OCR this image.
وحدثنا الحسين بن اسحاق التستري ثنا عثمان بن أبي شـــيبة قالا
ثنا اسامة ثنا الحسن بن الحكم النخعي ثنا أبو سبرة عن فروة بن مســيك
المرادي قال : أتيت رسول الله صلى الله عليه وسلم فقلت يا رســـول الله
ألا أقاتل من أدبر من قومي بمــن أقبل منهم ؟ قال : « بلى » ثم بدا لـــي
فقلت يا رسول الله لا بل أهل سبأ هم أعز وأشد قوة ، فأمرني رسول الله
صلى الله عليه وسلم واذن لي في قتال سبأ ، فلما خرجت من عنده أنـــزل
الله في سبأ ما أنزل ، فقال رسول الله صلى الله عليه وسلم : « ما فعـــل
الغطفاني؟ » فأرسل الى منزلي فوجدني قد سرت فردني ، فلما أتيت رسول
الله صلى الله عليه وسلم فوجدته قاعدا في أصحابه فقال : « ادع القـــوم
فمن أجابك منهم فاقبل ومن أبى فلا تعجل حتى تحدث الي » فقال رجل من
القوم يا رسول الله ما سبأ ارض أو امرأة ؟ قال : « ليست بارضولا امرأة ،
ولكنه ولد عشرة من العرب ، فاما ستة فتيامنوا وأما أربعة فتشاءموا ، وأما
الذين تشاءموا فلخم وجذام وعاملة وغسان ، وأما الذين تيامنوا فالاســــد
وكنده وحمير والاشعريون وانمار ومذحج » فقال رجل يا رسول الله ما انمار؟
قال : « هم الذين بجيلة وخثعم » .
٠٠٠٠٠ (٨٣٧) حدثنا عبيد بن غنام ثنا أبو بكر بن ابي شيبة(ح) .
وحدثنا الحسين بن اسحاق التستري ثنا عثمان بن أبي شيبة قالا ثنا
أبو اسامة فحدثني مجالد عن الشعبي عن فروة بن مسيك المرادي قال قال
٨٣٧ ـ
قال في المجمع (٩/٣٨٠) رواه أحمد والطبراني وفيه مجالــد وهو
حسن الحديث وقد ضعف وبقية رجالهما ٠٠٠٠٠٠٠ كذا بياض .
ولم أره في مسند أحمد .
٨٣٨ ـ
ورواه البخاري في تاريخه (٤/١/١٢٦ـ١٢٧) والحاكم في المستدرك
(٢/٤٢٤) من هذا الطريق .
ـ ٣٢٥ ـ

· · ·

EXERCISE GOAL: Pull out each record as written and restate it exactly.

REPLY:
OCR this image.
وحدثنا الحسين بن اسحاق التستري ثنا عثمان بن أبي شـــيبة قالا
ثنا اسامة ثنا الحسن بن الحكم النخعي ثنا أبو سبرة عن فروة بن مســيك
المرادي قال : أتيت رسول الله صلى الله عليه وسلم فقلت يا رســـول الله
ألا أقاتل من أدبر من قومي بمــن أقبل منهم ؟ قال : « بلى » ثم بدا لـــي
فقلت يا رسول الله لا بل أهل سبأ هم أعز وأشد قوة ، فأمرني رسول الله
صلى الله عليه وسلم واذن لي في قتال سبأ ، فلما خرجت من عنده أنـــزل
الله في سبأ ما أنزل ، فقال رسول الله صلى الله عليه وسلم : « ما فعـــل
الغطفاني؟ » فأرسل الى منزلي فوجدني قد سرت فردني ، فلما أتيت رسول
الله صلى الله عليه وسلم فوجدته قاعدا في أصحابه فقال : « ادع القـــوم
فمن أجابك منهم فاقبل ومن أبى فلا تعجل حتى تحدث الي » فقال رجل من
القوم يا رسول الله ما سبأ ارض أو امرأة ؟ قال : « ليست بارضولا امرأة ،
ولكنه ولد عشرة من العرب ، فاما ستة فتيامنوا وأما أربعة فتشاءموا ، وأما
الذين تشاءموا فلخم وجذام وعاملة وغسان ، وأما الذين تيامنوا فالاســــد
وكنده وحمير والاشعريون وانمار ومذحج » فقال رجل يا رسول الله ما انمار؟
قال : « هم الذين بجيلة وخثعم » .
٠٠٠٠٠ (٨٣٧) حدثنا عبيد بن غنام ثنا أبو بكر بن ابي شيبة(ح) .
وحدثنا الحسين بن اسحاق التستري ثنا عثمان بن أبي شيبة قالا ثنا
أبو اسامة فحدثني مجالد عن الشعبي عن فروة بن مسيك المرادي قال قال
٨٣٧ ـ
قال في المجمع (٩/٣٨٠) رواه أحمد والطبراني وفيه مجالــد وهو
حسن الحديث وقد ضعف وبقية رجالهما ٠٠٠٠٠٠٠ كذا بياض .
ولم أره في مسند أحمد .
٨٣٨ ـ
ورواه البخاري في تاريخه (٤/١/١٢٦ـ١٢٧) والحاكم في المستدرك
(٢/٤٢٤) من هذا الطريق .
ـ ٣٢٥ ـ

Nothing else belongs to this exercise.